Task to complete :: Repeat the lines exactly from the line that contains "Give me the" through the line that contains "Enumerate this screenshot's"; leave images out and add nothing.

= = =

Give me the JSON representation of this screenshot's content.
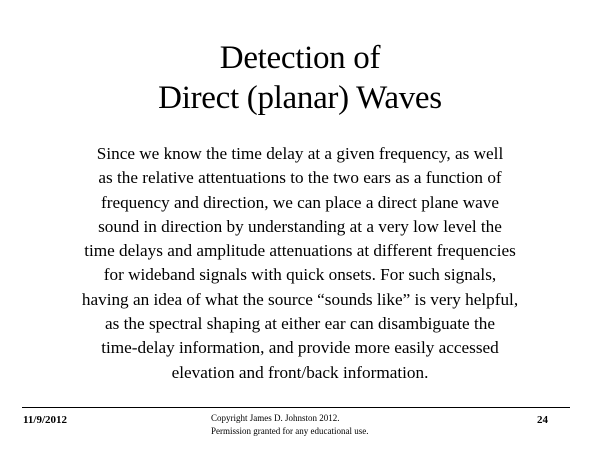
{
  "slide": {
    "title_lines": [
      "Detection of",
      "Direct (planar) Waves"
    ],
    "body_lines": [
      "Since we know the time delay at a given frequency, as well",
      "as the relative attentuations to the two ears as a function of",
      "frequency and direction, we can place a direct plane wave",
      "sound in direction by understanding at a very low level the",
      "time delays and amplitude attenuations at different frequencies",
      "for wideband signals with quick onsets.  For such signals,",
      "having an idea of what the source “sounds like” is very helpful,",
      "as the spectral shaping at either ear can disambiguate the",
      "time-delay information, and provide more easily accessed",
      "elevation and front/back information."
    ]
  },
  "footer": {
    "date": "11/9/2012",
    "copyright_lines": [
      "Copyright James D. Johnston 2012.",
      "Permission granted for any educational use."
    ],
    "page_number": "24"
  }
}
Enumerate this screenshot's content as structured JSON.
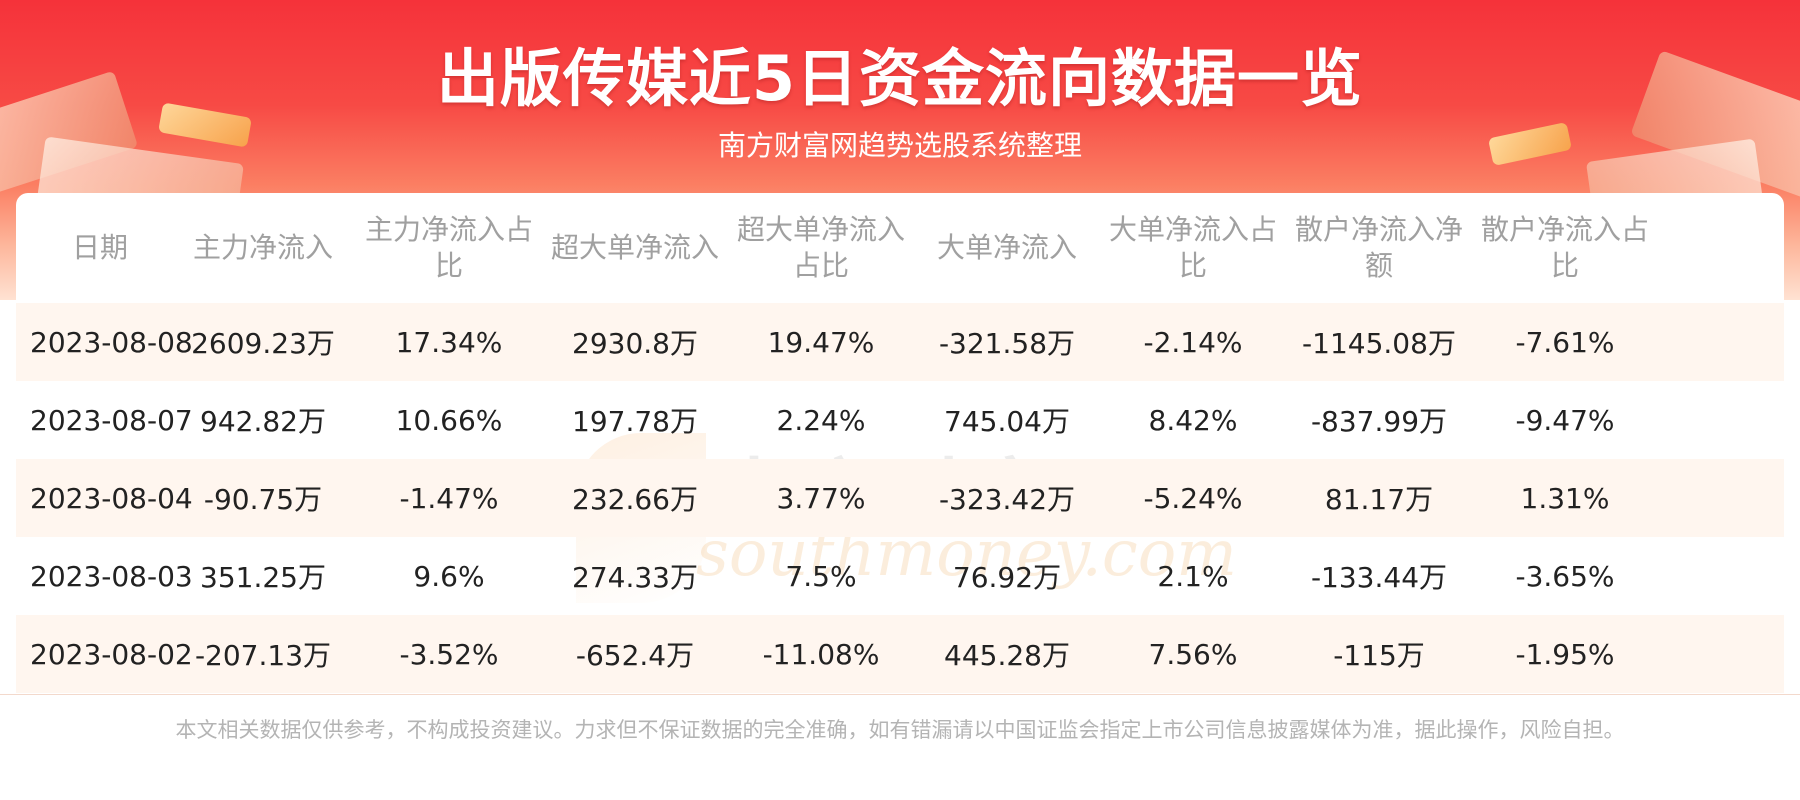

= = =

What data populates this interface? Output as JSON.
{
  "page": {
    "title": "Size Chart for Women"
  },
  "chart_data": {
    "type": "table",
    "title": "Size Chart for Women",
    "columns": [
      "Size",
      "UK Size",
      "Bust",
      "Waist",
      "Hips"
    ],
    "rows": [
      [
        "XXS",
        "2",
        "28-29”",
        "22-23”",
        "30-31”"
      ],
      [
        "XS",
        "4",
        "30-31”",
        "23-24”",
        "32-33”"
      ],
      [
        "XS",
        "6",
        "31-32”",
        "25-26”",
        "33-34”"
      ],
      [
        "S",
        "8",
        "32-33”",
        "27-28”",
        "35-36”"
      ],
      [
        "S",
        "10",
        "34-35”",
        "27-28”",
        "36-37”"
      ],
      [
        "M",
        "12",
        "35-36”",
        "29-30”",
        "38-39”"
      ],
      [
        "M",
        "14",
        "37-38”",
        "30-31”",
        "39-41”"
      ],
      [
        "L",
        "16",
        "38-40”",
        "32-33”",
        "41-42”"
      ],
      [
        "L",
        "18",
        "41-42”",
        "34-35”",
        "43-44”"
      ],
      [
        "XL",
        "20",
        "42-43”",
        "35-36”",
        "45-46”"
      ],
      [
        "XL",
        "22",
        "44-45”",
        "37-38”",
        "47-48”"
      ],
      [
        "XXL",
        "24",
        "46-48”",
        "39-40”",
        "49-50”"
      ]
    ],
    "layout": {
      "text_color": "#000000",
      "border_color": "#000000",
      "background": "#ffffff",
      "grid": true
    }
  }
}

= = =

Written reply ::
Give me the JSON representation of this screenshot's content.
{
  "slide": {
    "title_lines": [
      "Detection of",
      "Direct (planar) Waves"
    ],
    "body_lines": [
      "Since we know the time delay at a given frequency, as well",
      "as the relative attentuations to the two ears as a function of",
      "frequency and direction, we can place a direct plane wave",
      "sound in direction by understanding at a very low level the",
      "time delays and amplitude attenuations at different frequencies",
      "for wideband signals with quick onsets.  For such signals,",
      "having an idea of what the source “sounds like” is very helpful,",
      "as the spectral shaping at either ear can disambiguate the",
      "time-delay information, and provide more easily accessed",
      "elevation and front/back information."
    ]
  },
  "footer": {
    "date": "11/9/2012",
    "copyright_lines": [
      "Copyright James D. Johnston 2012.",
      "Permission granted for any educational use."
    ],
    "page_number": "24"
  }
}
Enumerate this screenshot's content as structured JSON.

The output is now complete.